**The problem:** Search the listing for the string "text" and copy every line that contains it.
--- START ---
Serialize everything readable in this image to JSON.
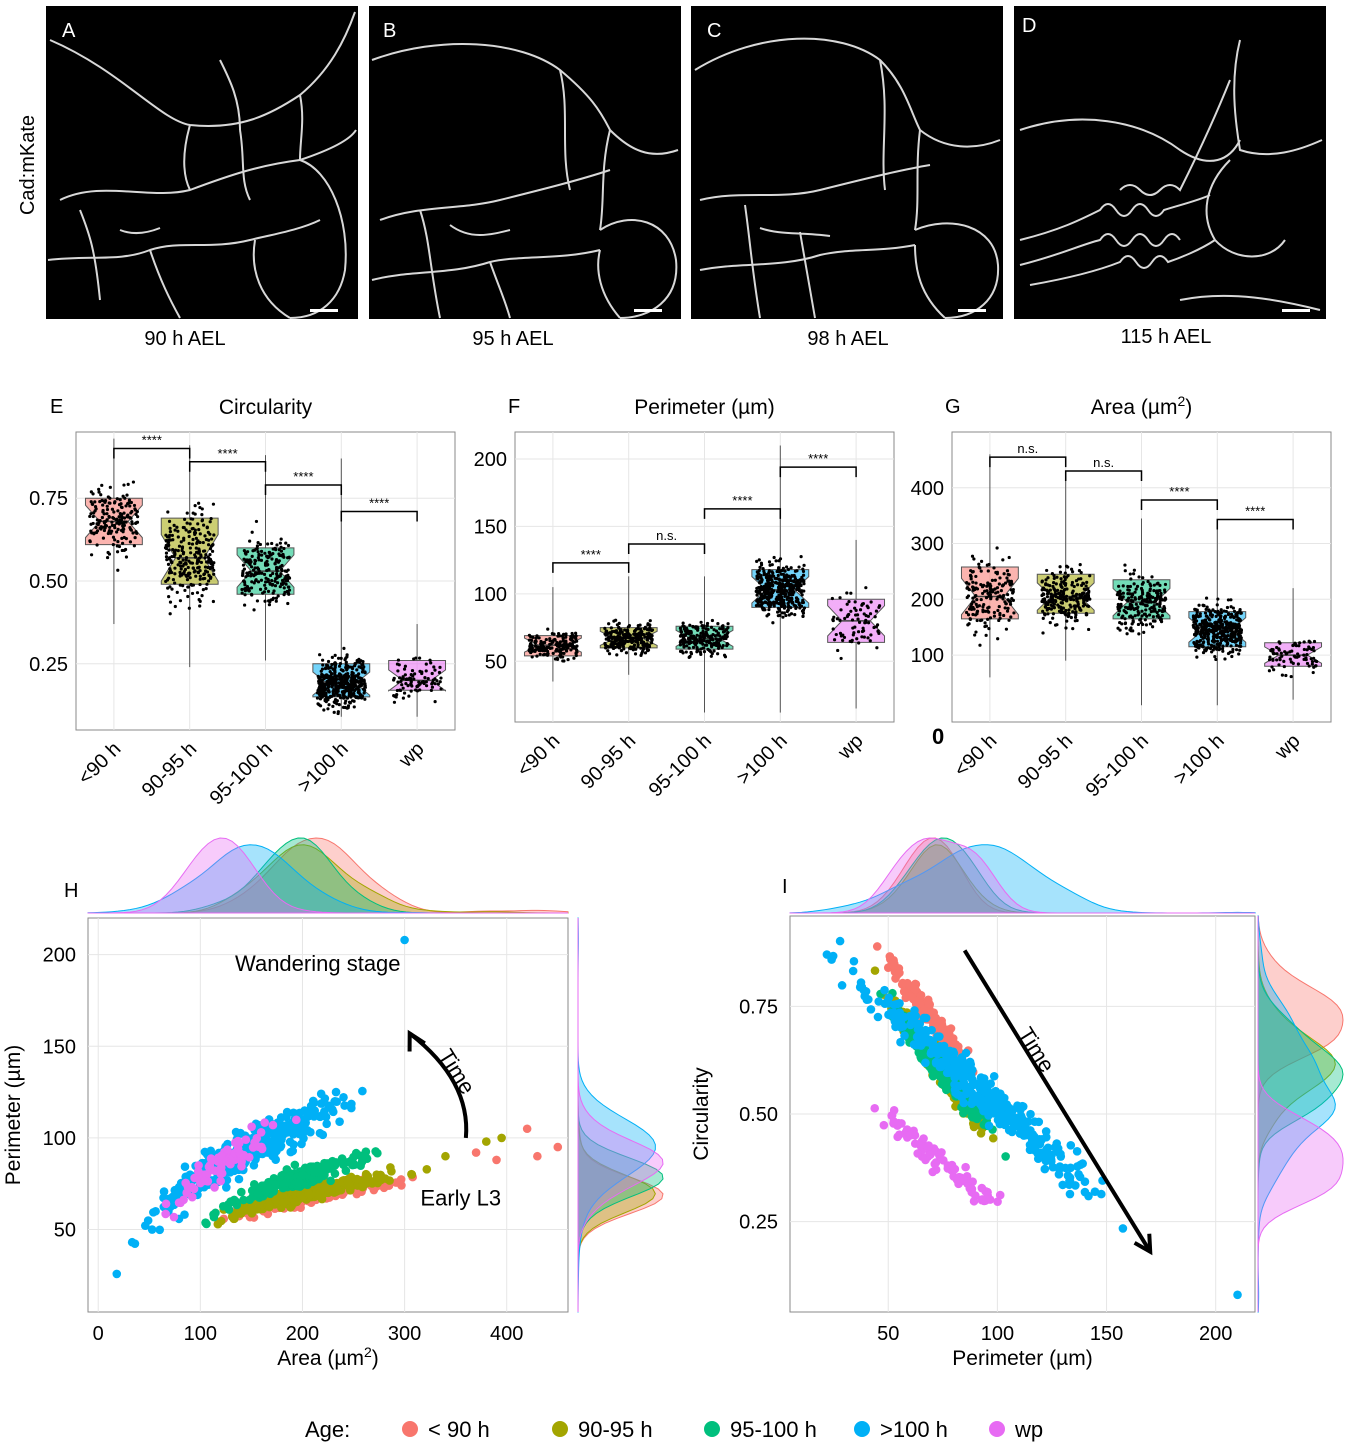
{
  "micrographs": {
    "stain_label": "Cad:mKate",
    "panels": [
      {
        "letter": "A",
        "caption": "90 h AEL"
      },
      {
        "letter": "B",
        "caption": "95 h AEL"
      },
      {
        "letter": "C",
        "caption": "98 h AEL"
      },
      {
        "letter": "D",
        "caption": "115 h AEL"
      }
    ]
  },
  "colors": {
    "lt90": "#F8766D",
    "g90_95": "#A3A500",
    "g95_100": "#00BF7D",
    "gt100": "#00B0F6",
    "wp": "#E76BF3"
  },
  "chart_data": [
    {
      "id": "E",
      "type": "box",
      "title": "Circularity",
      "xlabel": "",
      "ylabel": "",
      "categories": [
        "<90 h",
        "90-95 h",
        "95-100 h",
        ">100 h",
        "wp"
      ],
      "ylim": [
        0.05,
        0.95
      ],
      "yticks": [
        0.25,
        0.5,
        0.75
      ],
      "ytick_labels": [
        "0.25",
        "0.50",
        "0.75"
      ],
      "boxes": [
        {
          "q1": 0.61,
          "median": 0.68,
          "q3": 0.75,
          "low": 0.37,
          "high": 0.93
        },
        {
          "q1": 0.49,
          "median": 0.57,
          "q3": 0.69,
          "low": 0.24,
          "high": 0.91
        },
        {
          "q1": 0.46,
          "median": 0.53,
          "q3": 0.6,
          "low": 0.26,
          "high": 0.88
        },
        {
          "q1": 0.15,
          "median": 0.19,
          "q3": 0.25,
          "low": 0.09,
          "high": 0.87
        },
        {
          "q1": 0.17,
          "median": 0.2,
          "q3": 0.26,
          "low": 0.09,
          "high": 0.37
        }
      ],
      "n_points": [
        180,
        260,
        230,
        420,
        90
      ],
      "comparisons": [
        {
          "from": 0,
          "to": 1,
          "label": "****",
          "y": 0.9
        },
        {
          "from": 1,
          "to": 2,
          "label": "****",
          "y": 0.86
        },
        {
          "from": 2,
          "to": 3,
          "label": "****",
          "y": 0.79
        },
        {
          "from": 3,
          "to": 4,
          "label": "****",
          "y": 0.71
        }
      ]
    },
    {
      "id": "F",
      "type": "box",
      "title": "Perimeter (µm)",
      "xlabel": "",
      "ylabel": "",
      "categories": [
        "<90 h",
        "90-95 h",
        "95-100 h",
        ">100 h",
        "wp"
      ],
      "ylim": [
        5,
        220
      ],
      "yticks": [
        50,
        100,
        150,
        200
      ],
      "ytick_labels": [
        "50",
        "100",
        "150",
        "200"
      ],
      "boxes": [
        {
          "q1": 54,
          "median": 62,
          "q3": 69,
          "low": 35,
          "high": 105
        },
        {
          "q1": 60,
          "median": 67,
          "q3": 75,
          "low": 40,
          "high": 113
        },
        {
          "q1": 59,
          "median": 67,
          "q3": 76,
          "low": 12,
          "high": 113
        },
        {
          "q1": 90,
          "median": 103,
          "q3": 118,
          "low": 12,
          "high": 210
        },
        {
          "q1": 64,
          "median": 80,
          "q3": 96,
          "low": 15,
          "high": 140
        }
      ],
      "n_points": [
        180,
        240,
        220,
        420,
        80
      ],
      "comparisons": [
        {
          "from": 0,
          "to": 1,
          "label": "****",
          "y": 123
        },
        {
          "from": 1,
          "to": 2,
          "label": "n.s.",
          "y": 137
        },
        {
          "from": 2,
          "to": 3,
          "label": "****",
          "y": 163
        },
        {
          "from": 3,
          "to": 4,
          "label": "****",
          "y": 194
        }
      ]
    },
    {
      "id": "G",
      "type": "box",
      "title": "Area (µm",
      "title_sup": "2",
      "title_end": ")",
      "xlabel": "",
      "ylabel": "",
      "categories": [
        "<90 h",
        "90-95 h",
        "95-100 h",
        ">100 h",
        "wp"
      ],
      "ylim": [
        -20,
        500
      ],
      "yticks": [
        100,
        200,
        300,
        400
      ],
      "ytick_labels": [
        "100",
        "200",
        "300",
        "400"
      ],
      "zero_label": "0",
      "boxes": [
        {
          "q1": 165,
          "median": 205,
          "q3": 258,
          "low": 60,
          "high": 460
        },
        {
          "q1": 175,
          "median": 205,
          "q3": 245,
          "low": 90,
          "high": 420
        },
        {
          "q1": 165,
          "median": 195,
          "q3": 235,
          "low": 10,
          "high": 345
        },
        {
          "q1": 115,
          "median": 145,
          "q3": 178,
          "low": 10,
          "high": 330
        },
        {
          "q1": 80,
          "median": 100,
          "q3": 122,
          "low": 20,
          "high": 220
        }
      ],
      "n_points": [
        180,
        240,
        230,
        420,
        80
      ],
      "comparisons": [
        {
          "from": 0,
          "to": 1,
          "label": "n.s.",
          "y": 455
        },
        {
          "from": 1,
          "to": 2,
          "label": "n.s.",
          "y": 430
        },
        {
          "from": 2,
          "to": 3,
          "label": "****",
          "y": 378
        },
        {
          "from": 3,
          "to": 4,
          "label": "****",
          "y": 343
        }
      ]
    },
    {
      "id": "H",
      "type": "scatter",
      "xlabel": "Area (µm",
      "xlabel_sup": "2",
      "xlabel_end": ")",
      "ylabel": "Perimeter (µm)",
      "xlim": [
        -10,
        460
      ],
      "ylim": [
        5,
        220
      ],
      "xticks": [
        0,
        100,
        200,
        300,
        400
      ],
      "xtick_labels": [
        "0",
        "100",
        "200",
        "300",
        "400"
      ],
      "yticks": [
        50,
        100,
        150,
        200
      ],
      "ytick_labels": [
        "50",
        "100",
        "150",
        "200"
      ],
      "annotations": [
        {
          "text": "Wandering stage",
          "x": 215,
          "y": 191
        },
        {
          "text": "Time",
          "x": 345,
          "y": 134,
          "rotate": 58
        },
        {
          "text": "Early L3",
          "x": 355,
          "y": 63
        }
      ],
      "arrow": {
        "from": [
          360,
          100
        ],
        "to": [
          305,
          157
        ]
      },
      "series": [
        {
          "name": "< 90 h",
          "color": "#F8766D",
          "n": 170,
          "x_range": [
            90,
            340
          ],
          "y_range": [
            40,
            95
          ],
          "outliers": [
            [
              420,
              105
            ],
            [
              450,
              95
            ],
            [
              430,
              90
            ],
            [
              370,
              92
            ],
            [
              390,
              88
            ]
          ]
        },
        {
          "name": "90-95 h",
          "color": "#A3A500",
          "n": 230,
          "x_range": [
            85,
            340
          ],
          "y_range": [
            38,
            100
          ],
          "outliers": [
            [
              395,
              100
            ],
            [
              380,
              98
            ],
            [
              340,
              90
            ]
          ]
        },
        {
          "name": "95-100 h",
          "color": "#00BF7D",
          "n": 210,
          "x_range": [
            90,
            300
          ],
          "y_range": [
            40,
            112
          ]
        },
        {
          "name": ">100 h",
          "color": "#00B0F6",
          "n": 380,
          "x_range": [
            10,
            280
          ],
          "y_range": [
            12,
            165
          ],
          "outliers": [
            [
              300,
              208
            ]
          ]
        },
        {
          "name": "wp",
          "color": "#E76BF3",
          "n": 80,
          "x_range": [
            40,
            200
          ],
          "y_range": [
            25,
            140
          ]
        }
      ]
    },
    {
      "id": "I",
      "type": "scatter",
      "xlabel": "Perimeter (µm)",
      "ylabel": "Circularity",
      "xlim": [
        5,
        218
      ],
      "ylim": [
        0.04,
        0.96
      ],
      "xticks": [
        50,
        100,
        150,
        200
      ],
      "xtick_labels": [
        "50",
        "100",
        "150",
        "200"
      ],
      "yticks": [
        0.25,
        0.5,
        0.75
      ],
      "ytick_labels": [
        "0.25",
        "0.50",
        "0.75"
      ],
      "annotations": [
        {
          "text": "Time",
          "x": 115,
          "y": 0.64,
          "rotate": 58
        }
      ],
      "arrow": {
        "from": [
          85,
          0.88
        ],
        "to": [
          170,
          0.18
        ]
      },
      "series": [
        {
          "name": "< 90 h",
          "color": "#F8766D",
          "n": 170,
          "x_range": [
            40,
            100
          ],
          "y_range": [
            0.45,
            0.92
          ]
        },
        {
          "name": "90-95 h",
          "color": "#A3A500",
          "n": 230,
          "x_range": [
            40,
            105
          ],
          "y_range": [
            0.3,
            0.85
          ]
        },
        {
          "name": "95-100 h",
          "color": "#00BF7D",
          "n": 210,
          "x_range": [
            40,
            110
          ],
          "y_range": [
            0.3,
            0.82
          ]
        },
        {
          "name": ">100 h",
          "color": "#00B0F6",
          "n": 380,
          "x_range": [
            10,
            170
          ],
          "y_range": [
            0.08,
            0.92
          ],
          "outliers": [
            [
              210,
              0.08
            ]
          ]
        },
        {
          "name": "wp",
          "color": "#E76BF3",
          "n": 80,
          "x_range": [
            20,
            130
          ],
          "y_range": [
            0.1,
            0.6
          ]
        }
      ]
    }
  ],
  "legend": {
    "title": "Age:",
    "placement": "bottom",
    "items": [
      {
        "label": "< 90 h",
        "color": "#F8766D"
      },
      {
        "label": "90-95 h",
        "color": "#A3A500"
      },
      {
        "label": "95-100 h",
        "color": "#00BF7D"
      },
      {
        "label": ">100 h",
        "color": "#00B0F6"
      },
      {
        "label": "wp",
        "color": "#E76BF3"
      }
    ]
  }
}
--- END ---
--- START ---
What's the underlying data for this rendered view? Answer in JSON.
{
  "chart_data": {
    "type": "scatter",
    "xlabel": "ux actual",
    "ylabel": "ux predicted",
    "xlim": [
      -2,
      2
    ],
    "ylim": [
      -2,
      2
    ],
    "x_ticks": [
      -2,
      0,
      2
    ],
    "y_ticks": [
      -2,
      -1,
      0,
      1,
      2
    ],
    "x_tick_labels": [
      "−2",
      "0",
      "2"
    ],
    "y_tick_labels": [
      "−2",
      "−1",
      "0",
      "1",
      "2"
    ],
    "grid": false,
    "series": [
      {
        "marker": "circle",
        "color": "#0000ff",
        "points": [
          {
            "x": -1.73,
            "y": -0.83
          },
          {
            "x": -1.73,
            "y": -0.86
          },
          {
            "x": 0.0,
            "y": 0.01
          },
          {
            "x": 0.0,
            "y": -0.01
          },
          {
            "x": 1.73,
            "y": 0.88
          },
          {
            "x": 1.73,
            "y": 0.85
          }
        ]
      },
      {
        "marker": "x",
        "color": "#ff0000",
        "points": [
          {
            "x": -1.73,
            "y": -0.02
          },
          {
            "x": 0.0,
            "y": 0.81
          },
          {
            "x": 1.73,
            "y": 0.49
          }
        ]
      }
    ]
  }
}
--- END ---
**Output for this exercise:**
          "text": "Wandering stage",
          "text": "Time",
          "text": "Early L3",
          "text": "Time",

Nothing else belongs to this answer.